Element bounding box annotations
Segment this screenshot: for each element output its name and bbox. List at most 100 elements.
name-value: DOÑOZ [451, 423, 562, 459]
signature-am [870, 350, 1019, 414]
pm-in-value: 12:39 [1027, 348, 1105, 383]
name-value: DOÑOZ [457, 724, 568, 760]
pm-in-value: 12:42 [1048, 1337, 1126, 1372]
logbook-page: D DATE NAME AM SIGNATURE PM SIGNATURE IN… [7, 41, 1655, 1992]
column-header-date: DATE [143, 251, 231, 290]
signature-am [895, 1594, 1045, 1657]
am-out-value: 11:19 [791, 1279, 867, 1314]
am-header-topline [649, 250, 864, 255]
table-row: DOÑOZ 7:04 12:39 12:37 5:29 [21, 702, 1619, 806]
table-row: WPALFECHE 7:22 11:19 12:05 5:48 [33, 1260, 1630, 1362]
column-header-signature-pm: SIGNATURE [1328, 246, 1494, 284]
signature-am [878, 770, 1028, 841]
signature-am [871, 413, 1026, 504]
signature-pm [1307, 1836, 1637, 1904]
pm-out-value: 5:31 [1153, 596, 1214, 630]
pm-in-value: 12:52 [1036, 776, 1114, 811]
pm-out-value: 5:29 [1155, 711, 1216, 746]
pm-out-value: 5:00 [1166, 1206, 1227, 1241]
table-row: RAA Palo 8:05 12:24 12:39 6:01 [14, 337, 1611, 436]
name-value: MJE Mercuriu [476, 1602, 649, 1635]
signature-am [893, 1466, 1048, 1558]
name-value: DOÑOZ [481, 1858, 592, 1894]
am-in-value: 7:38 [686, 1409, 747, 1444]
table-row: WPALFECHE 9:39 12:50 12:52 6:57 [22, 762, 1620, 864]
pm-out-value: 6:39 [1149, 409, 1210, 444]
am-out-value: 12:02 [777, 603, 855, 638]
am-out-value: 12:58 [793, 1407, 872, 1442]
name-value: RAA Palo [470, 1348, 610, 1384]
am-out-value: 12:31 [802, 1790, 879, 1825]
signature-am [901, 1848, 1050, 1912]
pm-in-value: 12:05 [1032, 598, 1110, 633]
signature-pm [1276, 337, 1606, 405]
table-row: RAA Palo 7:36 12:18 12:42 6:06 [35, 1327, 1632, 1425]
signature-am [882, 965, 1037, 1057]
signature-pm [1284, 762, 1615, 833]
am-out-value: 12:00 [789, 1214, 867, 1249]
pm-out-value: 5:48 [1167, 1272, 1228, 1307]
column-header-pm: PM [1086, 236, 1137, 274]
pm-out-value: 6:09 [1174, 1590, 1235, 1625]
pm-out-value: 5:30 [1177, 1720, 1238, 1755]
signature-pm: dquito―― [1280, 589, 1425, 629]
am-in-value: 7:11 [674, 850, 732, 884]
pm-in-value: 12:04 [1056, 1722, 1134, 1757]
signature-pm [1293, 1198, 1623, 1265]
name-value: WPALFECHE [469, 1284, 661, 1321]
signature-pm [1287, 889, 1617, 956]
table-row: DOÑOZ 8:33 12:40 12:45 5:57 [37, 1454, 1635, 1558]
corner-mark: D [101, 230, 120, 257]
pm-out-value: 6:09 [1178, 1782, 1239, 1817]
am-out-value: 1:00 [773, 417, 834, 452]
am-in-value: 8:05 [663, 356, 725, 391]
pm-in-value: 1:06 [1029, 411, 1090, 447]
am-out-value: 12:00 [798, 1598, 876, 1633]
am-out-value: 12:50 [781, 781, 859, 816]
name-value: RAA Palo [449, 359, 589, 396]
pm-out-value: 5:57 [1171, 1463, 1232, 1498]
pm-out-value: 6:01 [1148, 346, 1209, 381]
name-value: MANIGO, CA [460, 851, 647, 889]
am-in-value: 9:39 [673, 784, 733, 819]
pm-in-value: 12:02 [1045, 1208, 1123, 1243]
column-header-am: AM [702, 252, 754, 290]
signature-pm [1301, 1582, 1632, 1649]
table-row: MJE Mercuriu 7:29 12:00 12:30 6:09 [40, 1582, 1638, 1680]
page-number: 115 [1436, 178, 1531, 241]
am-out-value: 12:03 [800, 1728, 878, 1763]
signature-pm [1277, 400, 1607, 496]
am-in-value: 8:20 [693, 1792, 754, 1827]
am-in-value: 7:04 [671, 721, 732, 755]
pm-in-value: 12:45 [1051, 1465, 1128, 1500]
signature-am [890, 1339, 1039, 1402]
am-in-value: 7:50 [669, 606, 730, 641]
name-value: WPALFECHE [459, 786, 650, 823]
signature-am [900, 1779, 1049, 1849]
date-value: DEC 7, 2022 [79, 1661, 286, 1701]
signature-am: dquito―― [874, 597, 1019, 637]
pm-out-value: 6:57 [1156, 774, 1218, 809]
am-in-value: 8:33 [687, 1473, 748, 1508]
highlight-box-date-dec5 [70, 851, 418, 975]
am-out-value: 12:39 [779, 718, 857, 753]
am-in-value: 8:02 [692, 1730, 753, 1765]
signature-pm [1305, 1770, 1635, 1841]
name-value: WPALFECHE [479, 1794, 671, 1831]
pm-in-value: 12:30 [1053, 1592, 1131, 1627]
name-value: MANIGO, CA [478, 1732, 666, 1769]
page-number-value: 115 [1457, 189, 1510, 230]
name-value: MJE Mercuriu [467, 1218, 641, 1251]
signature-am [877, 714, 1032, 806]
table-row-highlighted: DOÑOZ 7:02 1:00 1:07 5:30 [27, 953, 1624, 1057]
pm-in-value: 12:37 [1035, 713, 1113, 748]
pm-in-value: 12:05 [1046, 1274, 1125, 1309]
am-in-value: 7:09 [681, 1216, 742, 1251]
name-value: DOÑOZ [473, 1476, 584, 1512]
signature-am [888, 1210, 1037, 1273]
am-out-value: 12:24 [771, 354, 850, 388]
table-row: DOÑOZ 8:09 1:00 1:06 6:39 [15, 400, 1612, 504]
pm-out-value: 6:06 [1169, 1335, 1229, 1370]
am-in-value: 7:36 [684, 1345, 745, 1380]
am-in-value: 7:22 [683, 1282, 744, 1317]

REQUIRED WORK:
Reproduce the lines above verbatim, covering every record.

SOLUTION FOR THIS EXERCISE:
Segment this screenshot: for each element output its name and bbox. List at most 100 elements.
name-value: DOÑOZ [451, 423, 562, 459]
signature-am [870, 350, 1019, 414]
pm-in-value: 12:39 [1027, 348, 1105, 383]
name-value: DOÑOZ [457, 724, 568, 760]
pm-in-value: 12:42 [1048, 1337, 1126, 1372]
logbook-page: D DATE NAME AM SIGNATURE PM SIGNATURE IN… [7, 41, 1655, 1992]
column-header-date: DATE [143, 251, 231, 290]
signature-am [895, 1594, 1045, 1657]
am-out-value: 11:19 [791, 1279, 867, 1314]
am-header-topline [649, 250, 864, 255]
table-row: DOÑOZ 7:04 12:39 12:37 5:29 [21, 702, 1619, 806]
table-row: WPALFECHE 7:22 11:19 12:05 5:48 [33, 1260, 1630, 1362]
column-header-signature-pm: SIGNATURE [1328, 246, 1494, 284]
signature-am [878, 770, 1028, 841]
signature-am [871, 413, 1026, 504]
signature-pm [1307, 1836, 1637, 1904]
pm-out-value: 5:31 [1153, 596, 1214, 630]
pm-in-value: 12:52 [1036, 776, 1114, 811]
pm-out-value: 5:29 [1155, 711, 1216, 746]
pm-out-value: 5:00 [1166, 1206, 1227, 1241]
table-row: RAA Palo 8:05 12:24 12:39 6:01 [14, 337, 1611, 436]
name-value: MJE Mercuriu [476, 1602, 649, 1635]
signature-am [893, 1466, 1048, 1558]
name-value: DOÑOZ [481, 1858, 592, 1894]
am-in-value: 7:38 [686, 1409, 747, 1444]
table-row: WPALFECHE 9:39 12:50 12:52 6:57 [22, 762, 1620, 864]
pm-out-value: 6:39 [1149, 409, 1210, 444]
am-out-value: 12:02 [777, 603, 855, 638]
am-out-value: 12:58 [793, 1407, 872, 1442]
name-value: RAA Palo [470, 1348, 610, 1384]
am-out-value: 12:31 [802, 1790, 879, 1825]
signature-am [901, 1848, 1050, 1912]
pm-in-value: 12:05 [1032, 598, 1110, 633]
signature-pm [1276, 337, 1606, 405]
table-row: RAA Palo 7:36 12:18 12:42 6:06 [35, 1327, 1632, 1425]
signature-am [882, 965, 1037, 1057]
signature-pm [1284, 762, 1615, 833]
am-out-value: 12:00 [789, 1214, 867, 1249]
pm-out-value: 5:48 [1167, 1272, 1228, 1307]
column-header-pm: PM [1086, 236, 1137, 274]
pm-out-value: 6:09 [1174, 1590, 1235, 1625]
pm-out-value: 5:30 [1177, 1720, 1238, 1755]
signature-pm: dquito―― [1280, 589, 1425, 629]
am-in-value: 7:11 [674, 850, 732, 884]
pm-in-value: 12:04 [1056, 1722, 1134, 1757]
signature-pm [1293, 1198, 1623, 1265]
name-value: WPALFECHE [469, 1284, 661, 1321]
signature-pm [1287, 889, 1617, 956]
table-row: DOÑOZ 8:33 12:40 12:45 5:57 [37, 1454, 1635, 1558]
corner-mark: D [101, 230, 120, 257]
pm-out-value: 6:09 [1178, 1782, 1239, 1817]
am-out-value: 1:00 [773, 417, 834, 452]
am-in-value: 8:05 [663, 356, 725, 391]
pm-in-value: 1:06 [1029, 411, 1090, 447]
am-out-value: 12:00 [798, 1598, 876, 1633]
am-out-value: 12:50 [781, 781, 859, 816]
name-value: RAA Palo [449, 359, 589, 396]
pm-out-value: 5:57 [1171, 1463, 1232, 1498]
pm-out-value: 6:01 [1148, 346, 1209, 381]
name-value: MANIGO, CA [460, 851, 647, 889]
am-in-value: 9:39 [673, 784, 733, 819]
pm-in-value: 12:02 [1045, 1208, 1123, 1243]
column-header-am: AM [702, 252, 754, 290]
signature-pm [1301, 1582, 1632, 1649]
table-row: MJE Mercuriu 7:29 12:00 12:30 6:09 [40, 1582, 1638, 1680]
page-number: 115 [1436, 178, 1531, 241]
am-out-value: 12:03 [800, 1728, 878, 1763]
signature-pm [1277, 400, 1607, 496]
am-in-value: 8:20 [693, 1792, 754, 1827]
am-in-value: 7:04 [671, 721, 732, 755]
pm-in-value: 12:45 [1051, 1465, 1128, 1500]
signature-am [890, 1339, 1039, 1402]
am-in-value: 7:50 [669, 606, 730, 641]
name-value: WPALFECHE [459, 786, 650, 823]
signature-am [900, 1779, 1049, 1849]
date-value: DEC 7, 2022 [79, 1661, 286, 1701]
signature-am: dquito―― [874, 597, 1019, 637]
pm-out-value: 6:57 [1156, 774, 1218, 809]
am-in-value: 8:33 [687, 1473, 748, 1508]
highlight-box-date-dec5 [70, 851, 418, 975]
am-out-value: 12:39 [779, 718, 857, 753]
am-in-value: 8:02 [692, 1730, 753, 1765]
signature-pm [1305, 1770, 1635, 1841]
name-value: WPALFECHE [479, 1794, 671, 1831]
pm-in-value: 12:30 [1053, 1592, 1131, 1627]
name-value: MANIGO, CA [478, 1732, 666, 1769]
page-number-value: 115 [1457, 189, 1510, 230]
name-value: MJE Mercuriu [467, 1218, 641, 1251]
signature-am [877, 714, 1032, 806]
table-row-highlighted: DOÑOZ 7:02 1:00 1:07 5:30 [27, 953, 1624, 1057]
pm-in-value: 12:37 [1035, 713, 1113, 748]
pm-in-value: 12:05 [1046, 1274, 1125, 1309]
am-in-value: 7:09 [681, 1216, 742, 1251]
name-value: DOÑOZ [473, 1476, 584, 1512]
signature-am [888, 1210, 1037, 1273]
am-out-value: 12:24 [771, 354, 850, 388]
table-row: DOÑOZ 8:09 1:00 1:06 6:39 [15, 400, 1612, 504]
pm-out-value: 6:06 [1169, 1335, 1229, 1370]
am-in-value: 7:36 [684, 1345, 745, 1380]
am-in-value: 7:22 [683, 1282, 744, 1317]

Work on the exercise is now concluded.